• _Data for the task_:
----------

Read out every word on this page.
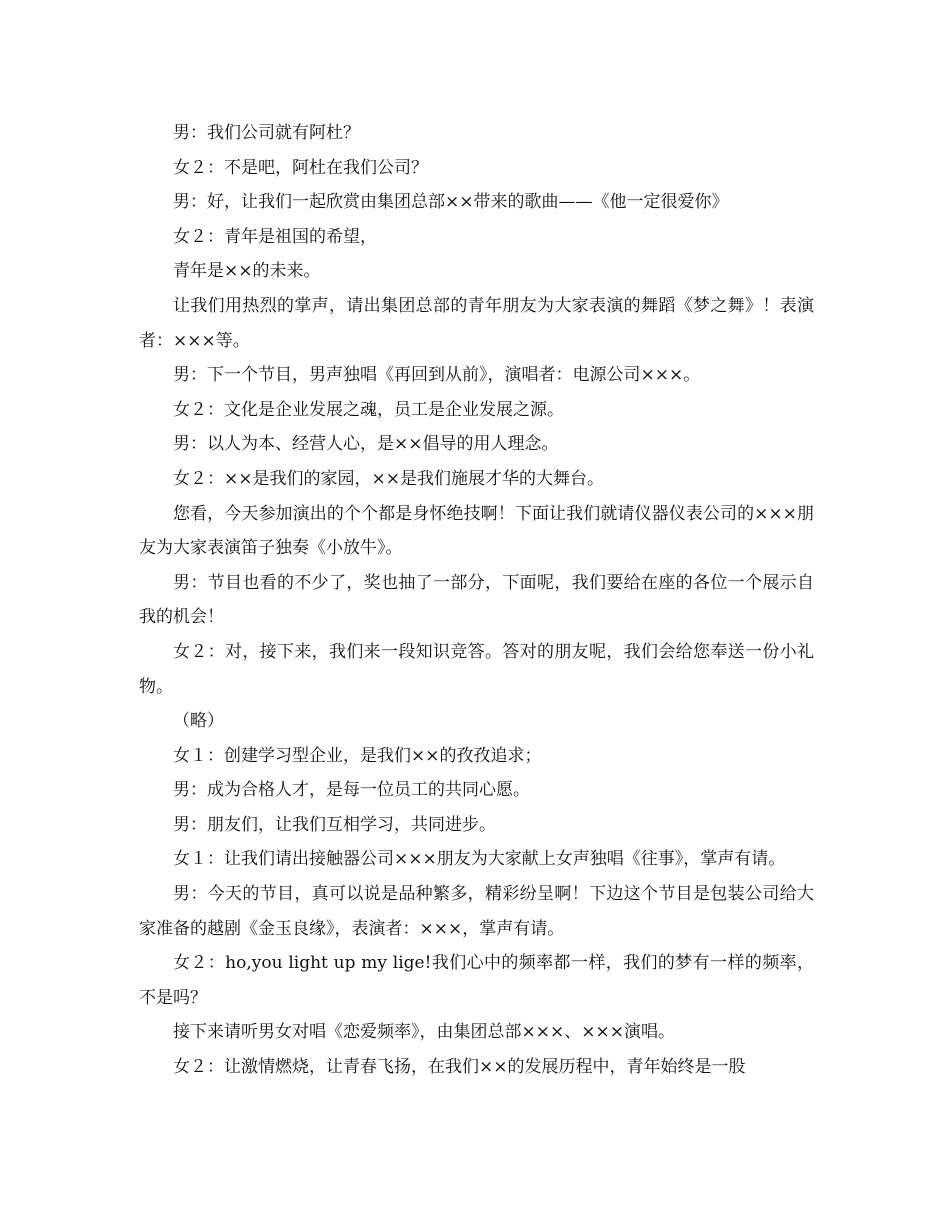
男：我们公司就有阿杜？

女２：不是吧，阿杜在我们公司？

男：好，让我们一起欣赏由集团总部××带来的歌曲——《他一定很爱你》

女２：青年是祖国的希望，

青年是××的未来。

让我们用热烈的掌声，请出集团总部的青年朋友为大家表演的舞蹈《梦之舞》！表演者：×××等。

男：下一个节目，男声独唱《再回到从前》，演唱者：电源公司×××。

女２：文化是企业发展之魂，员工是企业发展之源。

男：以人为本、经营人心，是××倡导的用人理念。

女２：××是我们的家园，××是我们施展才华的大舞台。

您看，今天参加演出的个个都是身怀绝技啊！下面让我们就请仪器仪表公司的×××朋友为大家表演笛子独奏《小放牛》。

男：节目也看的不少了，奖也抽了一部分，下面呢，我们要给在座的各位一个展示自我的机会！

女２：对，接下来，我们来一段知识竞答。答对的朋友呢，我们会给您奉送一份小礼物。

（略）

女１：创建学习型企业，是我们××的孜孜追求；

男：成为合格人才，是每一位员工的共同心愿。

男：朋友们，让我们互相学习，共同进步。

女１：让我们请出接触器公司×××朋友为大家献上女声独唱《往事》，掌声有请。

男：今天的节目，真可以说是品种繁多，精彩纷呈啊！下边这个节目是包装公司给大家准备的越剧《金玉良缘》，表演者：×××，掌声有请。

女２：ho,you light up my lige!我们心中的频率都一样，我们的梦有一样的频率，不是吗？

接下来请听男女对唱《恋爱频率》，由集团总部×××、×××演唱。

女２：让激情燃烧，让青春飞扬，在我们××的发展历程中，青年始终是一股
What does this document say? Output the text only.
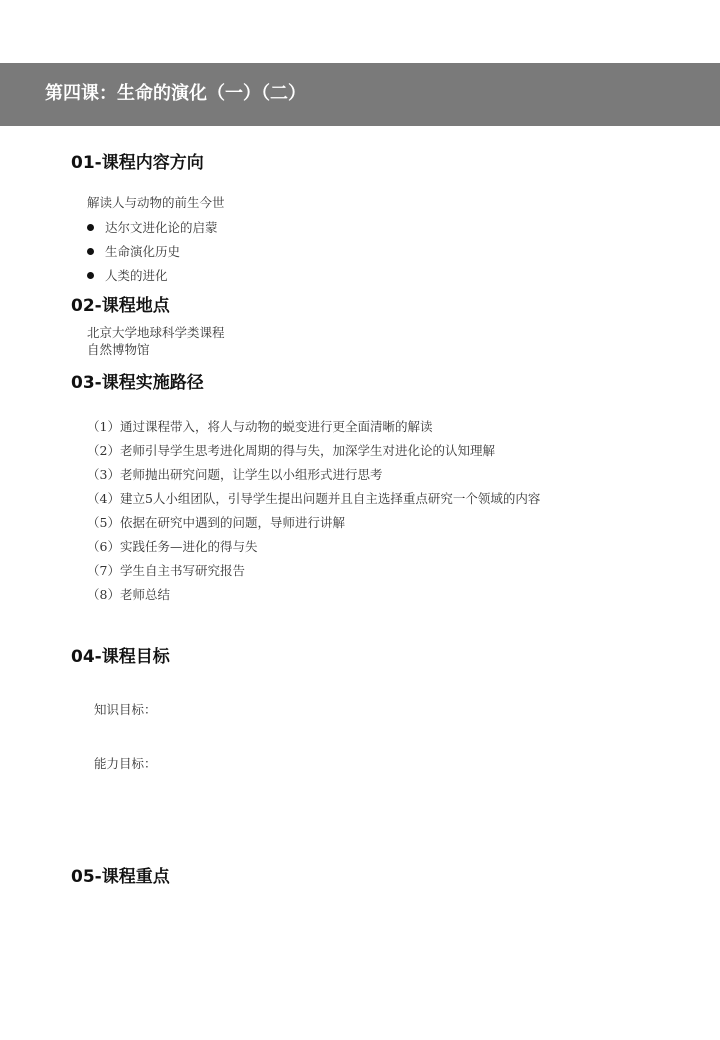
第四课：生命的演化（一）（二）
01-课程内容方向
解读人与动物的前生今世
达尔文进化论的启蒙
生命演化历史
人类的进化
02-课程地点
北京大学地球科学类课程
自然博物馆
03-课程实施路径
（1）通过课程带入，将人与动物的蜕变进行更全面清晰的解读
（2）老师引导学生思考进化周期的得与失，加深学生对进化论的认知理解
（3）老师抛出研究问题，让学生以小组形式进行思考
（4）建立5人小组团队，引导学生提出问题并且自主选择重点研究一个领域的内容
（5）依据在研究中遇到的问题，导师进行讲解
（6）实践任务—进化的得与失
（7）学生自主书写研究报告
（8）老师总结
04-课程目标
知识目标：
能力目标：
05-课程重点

----------

• _Task_:
All the lines above are to be given again exactly as they read, with the pictures removed.

• _Solution below_:
Read out every word on this page.
男：我们公司就有阿杜？

女２：不是吧，阿杜在我们公司？

男：好，让我们一起欣赏由集团总部××带来的歌曲——《他一定很爱你》

女２：青年是祖国的希望，

青年是××的未来。

让我们用热烈的掌声，请出集团总部的青年朋友为大家表演的舞蹈《梦之舞》！表演者：×××等。

男：下一个节目，男声独唱《再回到从前》，演唱者：电源公司×××。

女２：文化是企业发展之魂，员工是企业发展之源。

男：以人为本、经营人心，是××倡导的用人理念。

女２：××是我们的家园，××是我们施展才华的大舞台。

您看，今天参加演出的个个都是身怀绝技啊！下面让我们就请仪器仪表公司的×××朋友为大家表演笛子独奏《小放牛》。

男：节目也看的不少了，奖也抽了一部分，下面呢，我们要给在座的各位一个展示自我的机会！

女２：对，接下来，我们来一段知识竞答。答对的朋友呢，我们会给您奉送一份小礼物。

（略）

女１：创建学习型企业，是我们××的孜孜追求；

男：成为合格人才，是每一位员工的共同心愿。

男：朋友们，让我们互相学习，共同进步。

女１：让我们请出接触器公司×××朋友为大家献上女声独唱《往事》，掌声有请。

男：今天的节目，真可以说是品种繁多，精彩纷呈啊！下边这个节目是包装公司给大家准备的越剧《金玉良缘》，表演者：×××，掌声有请。

女２：ho,you light up my lige!我们心中的频率都一样，我们的梦有一样的频率，不是吗？

接下来请听男女对唱《恋爱频率》，由集团总部×××、×××演唱。

女２：让激情燃烧，让青春飞扬，在我们××的发展历程中，青年始终是一股
What does this document say? Output the text only.
第四课：生命的演化（一）（二）
01-课程内容方向
解读人与动物的前生今世
达尔文进化论的启蒙
生命演化历史
人类的进化
02-课程地点
北京大学地球科学类课程
自然博物馆
03-课程实施路径
（1）通过课程带入，将人与动物的蜕变进行更全面清晰的解读
（2）老师引导学生思考进化周期的得与失，加深学生对进化论的认知理解
（3）老师抛出研究问题，让学生以小组形式进行思考
（4）建立5人小组团队，引导学生提出问题并且自主选择重点研究一个领域的内容
（5）依据在研究中遇到的问题，导师进行讲解
（6）实践任务—进化的得与失
（7）学生自主书写研究报告
（8）老师总结
04-课程目标
知识目标：
能力目标：
05-课程重点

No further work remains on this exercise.